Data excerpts
****************
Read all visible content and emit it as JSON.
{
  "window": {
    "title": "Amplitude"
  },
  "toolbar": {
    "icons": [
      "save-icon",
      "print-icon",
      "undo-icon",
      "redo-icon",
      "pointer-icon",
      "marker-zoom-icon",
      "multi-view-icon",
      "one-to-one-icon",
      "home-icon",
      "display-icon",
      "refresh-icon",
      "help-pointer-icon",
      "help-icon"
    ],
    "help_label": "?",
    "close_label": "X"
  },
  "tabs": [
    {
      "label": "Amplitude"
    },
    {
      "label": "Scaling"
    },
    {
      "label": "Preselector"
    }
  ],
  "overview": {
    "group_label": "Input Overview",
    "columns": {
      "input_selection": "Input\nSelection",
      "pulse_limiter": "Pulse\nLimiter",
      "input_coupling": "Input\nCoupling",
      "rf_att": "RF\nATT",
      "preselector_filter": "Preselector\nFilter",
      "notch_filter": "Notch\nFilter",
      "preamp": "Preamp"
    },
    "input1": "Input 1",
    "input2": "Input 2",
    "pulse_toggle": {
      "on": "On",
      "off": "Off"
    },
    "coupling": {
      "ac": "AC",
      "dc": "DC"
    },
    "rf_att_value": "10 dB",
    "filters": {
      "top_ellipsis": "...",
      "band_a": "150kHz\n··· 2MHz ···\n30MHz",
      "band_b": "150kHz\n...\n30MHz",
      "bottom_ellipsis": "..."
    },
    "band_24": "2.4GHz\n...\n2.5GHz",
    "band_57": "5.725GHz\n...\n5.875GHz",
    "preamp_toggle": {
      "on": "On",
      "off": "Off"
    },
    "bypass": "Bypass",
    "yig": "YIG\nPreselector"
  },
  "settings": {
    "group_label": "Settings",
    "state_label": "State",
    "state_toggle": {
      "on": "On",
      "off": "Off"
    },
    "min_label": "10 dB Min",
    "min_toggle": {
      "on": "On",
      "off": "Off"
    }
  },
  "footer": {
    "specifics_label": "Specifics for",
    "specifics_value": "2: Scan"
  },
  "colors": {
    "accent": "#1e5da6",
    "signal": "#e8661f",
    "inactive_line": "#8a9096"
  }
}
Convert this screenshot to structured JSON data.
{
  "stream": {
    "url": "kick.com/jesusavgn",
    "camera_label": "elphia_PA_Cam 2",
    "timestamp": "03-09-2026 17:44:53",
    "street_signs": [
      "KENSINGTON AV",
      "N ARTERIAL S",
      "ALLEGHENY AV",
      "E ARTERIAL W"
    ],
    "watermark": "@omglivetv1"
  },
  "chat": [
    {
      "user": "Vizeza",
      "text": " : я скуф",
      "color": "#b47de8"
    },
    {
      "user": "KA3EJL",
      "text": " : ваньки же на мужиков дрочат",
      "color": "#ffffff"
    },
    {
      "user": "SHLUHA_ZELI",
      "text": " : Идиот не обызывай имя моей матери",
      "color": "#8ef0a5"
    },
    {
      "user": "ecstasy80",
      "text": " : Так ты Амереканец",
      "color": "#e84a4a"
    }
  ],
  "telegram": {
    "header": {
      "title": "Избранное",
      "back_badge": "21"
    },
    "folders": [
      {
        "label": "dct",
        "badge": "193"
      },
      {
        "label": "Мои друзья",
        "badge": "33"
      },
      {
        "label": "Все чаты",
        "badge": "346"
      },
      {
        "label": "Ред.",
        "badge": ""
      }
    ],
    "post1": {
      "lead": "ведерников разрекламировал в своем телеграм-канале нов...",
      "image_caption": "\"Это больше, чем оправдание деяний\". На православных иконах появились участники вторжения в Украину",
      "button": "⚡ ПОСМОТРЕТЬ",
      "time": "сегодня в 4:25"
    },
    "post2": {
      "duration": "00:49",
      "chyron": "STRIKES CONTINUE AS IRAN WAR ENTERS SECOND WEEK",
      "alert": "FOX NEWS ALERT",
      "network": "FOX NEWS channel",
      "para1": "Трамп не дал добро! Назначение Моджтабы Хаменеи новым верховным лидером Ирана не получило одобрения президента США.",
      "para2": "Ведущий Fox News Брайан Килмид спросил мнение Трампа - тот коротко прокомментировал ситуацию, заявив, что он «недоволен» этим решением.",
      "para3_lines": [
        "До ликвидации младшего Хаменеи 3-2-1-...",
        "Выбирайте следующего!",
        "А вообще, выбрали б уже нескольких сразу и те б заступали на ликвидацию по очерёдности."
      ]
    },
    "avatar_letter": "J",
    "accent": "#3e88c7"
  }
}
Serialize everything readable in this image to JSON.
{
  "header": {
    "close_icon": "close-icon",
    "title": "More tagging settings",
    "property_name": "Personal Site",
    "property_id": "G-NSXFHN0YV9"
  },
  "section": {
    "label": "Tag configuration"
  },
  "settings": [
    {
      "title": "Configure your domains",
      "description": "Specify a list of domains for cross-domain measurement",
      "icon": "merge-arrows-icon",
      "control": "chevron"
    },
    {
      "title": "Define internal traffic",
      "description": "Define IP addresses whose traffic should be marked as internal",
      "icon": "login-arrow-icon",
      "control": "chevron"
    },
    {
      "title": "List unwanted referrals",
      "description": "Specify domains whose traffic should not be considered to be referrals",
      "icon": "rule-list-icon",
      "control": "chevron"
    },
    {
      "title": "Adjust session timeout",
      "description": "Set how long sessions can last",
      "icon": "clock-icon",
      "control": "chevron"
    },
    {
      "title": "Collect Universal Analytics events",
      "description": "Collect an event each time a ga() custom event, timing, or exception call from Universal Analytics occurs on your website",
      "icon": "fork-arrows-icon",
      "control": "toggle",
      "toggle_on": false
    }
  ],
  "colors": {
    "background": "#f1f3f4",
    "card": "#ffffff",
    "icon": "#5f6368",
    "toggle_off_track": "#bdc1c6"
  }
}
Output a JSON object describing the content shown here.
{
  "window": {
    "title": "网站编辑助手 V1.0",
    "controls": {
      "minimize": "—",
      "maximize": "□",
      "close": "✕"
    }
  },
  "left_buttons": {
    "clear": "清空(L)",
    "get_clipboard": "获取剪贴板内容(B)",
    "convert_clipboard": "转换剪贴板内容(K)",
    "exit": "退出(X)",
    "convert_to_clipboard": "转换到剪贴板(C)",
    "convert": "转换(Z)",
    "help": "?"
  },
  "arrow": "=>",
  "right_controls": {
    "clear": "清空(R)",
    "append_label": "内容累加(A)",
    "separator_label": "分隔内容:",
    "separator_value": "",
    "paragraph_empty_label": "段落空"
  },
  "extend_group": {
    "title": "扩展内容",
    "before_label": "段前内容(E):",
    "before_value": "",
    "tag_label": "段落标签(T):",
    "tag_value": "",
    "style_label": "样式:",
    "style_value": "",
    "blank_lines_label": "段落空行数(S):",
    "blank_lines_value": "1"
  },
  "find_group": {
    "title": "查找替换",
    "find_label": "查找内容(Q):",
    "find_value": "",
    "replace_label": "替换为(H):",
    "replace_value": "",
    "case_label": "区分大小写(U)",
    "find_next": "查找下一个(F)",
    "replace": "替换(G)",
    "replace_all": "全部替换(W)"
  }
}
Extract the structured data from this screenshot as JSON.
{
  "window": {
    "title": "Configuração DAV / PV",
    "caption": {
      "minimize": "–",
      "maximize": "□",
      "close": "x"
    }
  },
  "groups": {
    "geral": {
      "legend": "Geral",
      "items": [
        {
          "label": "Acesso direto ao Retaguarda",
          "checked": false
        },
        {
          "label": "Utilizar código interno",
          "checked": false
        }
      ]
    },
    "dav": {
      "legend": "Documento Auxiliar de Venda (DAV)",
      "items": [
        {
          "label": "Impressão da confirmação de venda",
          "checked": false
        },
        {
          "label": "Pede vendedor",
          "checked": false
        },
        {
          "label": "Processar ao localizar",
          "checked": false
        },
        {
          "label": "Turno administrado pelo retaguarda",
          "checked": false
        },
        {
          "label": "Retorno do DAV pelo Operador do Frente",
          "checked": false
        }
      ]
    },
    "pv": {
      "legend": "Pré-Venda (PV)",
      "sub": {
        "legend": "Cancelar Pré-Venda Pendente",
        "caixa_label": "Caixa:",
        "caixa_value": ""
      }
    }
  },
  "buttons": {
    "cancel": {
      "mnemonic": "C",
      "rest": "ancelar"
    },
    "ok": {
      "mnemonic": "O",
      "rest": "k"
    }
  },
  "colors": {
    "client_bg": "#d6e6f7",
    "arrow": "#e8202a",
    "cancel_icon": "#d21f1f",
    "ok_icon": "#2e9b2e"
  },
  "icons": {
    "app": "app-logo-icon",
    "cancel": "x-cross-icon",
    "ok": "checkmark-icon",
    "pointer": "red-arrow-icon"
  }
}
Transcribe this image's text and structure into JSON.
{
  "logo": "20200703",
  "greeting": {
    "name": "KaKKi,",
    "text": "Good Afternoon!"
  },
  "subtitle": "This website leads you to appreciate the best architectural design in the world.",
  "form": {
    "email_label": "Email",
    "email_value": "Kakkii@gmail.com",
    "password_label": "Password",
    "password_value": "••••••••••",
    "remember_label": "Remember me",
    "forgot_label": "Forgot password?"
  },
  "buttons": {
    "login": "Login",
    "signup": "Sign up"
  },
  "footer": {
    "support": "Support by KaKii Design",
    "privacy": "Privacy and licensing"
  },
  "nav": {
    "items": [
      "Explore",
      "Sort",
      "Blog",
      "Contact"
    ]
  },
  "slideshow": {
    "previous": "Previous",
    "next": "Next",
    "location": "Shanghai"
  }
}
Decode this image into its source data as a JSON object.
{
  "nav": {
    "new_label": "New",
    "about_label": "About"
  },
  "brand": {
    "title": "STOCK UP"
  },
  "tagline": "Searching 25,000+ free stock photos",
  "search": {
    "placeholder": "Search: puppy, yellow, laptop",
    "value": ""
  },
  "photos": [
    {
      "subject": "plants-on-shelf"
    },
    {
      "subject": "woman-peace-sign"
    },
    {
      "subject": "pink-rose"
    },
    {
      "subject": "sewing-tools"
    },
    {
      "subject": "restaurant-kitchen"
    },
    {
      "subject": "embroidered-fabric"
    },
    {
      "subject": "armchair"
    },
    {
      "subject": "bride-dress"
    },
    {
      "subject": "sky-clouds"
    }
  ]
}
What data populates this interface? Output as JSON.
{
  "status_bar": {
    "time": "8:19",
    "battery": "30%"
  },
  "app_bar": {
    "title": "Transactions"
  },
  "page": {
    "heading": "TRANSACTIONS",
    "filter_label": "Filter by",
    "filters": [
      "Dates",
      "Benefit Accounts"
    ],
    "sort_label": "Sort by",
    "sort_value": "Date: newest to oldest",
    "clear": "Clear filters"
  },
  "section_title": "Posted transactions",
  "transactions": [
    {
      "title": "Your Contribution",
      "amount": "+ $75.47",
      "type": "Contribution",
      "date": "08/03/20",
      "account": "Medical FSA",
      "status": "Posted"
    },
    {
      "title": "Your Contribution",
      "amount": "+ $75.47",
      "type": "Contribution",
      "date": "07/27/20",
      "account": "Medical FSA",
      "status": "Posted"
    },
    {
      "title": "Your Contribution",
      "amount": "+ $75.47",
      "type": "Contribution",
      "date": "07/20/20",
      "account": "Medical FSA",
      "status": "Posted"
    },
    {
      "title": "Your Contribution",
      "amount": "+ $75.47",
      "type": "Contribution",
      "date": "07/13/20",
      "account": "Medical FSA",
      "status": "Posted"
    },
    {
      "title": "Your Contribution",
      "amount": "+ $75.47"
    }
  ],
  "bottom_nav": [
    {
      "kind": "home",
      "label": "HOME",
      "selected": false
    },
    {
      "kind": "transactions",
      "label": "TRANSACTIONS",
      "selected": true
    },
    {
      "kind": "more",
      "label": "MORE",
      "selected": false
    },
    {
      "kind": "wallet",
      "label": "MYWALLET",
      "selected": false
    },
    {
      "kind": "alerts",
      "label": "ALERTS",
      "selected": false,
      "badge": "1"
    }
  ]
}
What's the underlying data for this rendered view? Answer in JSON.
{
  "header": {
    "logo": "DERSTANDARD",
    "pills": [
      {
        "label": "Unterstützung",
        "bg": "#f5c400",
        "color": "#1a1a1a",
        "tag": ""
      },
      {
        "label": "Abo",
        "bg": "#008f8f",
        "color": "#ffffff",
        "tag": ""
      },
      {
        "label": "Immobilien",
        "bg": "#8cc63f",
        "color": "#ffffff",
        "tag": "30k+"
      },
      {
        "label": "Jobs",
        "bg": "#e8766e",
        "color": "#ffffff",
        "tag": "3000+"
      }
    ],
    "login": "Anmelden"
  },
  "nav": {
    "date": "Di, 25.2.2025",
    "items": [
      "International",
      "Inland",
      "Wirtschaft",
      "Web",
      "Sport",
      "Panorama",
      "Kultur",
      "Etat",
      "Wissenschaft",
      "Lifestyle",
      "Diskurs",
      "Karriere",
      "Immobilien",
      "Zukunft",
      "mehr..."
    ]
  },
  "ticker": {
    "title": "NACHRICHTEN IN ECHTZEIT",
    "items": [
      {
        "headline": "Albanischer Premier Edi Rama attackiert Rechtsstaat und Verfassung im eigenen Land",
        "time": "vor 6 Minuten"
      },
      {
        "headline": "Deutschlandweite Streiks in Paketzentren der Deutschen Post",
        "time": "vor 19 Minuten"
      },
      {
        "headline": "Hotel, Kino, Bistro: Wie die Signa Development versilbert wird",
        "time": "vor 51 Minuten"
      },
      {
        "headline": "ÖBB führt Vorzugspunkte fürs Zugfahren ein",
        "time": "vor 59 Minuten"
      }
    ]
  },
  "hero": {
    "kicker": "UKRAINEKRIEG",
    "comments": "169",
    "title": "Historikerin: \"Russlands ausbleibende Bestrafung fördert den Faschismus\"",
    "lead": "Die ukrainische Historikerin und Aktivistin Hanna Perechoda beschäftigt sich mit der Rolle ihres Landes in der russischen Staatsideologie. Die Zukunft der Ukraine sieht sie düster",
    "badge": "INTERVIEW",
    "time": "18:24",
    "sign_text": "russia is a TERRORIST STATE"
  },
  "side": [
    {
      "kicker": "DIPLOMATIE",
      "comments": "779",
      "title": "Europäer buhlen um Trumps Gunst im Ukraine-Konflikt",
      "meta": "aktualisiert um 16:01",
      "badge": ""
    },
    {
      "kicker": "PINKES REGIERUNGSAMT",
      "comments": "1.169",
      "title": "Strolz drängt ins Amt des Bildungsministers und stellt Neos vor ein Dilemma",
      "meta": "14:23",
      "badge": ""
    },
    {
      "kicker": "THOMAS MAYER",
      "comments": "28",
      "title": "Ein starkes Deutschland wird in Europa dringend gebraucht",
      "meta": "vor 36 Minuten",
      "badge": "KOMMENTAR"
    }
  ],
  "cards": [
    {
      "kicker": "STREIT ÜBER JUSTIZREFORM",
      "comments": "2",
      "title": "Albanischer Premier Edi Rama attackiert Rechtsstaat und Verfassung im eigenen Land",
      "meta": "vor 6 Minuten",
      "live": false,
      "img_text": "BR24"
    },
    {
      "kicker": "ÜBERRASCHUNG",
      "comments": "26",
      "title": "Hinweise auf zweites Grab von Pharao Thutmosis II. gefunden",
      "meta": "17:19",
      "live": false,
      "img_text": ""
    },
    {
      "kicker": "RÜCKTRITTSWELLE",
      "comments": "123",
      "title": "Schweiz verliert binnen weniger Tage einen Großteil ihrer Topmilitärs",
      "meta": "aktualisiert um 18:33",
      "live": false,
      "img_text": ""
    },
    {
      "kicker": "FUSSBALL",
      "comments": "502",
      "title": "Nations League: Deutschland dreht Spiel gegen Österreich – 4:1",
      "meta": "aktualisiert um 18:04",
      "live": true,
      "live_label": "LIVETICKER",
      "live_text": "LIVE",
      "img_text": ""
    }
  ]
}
****************
• **Work to complete**: Sift through the entries and copy every line with "Rechtsstaat".

• **Answer for this exercise**:
        "headline": "Albanischer Premier Edi Rama attackiert Rechtsstaat und Verfassung im eigenen Land",
      "title": "Albanischer Premier Edi Rama attackiert Rechtsstaat und Verfassung im eigenen Land",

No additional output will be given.